(Dataset rows)
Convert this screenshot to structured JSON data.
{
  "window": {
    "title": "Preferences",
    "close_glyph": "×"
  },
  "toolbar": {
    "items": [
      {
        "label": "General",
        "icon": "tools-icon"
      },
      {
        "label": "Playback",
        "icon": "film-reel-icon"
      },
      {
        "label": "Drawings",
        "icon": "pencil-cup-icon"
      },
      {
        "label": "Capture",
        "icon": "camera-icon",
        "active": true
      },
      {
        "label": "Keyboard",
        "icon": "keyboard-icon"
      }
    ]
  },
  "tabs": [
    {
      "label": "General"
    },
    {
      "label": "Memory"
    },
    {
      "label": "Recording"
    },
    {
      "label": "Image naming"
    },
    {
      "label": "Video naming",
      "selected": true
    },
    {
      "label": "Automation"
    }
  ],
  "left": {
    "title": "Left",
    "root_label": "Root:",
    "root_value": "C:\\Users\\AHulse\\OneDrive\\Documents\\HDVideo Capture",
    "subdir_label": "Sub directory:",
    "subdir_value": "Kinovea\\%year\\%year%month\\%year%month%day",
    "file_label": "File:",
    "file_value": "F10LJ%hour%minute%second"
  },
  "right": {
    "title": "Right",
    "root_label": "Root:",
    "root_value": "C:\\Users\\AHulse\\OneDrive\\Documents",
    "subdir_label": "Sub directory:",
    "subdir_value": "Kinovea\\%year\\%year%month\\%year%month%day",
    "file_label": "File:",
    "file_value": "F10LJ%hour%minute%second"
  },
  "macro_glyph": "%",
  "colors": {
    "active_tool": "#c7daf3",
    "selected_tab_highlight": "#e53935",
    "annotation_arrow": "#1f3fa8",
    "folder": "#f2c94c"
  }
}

EXERCISE GOAL
Reproduce the full listing word for word.

TASK RESPONSE
Convert this screenshot to structured JSON data.
{
  "window": {
    "title": "Preferences",
    "close_glyph": "×"
  },
  "toolbar": {
    "items": [
      {
        "label": "General",
        "icon": "tools-icon"
      },
      {
        "label": "Playback",
        "icon": "film-reel-icon"
      },
      {
        "label": "Drawings",
        "icon": "pencil-cup-icon"
      },
      {
        "label": "Capture",
        "icon": "camera-icon",
        "active": true
      },
      {
        "label": "Keyboard",
        "icon": "keyboard-icon"
      }
    ]
  },
  "tabs": [
    {
      "label": "General"
    },
    {
      "label": "Memory"
    },
    {
      "label": "Recording"
    },
    {
      "label": "Image naming"
    },
    {
      "label": "Video naming",
      "selected": true
    },
    {
      "label": "Automation"
    }
  ],
  "left": {
    "title": "Left",
    "root_label": "Root:",
    "root_value": "C:\\Users\\AHulse\\OneDrive\\Documents\\HDVideo Capture",
    "subdir_label": "Sub directory:",
    "subdir_value": "Kinovea\\%year\\%year%month\\%year%month%day",
    "file_label": "File:",
    "file_value": "F10LJ%hour%minute%second"
  },
  "right": {
    "title": "Right",
    "root_label": "Root:",
    "root_value": "C:\\Users\\AHulse\\OneDrive\\Documents",
    "subdir_label": "Sub directory:",
    "subdir_value": "Kinovea\\%year\\%year%month\\%year%month%day",
    "file_label": "File:",
    "file_value": "F10LJ%hour%minute%second"
  },
  "macro_glyph": "%",
  "colors": {
    "active_tool": "#c7daf3",
    "selected_tab_highlight": "#e53935",
    "annotation_arrow": "#1f3fa8",
    "folder": "#f2c94c"
  }
}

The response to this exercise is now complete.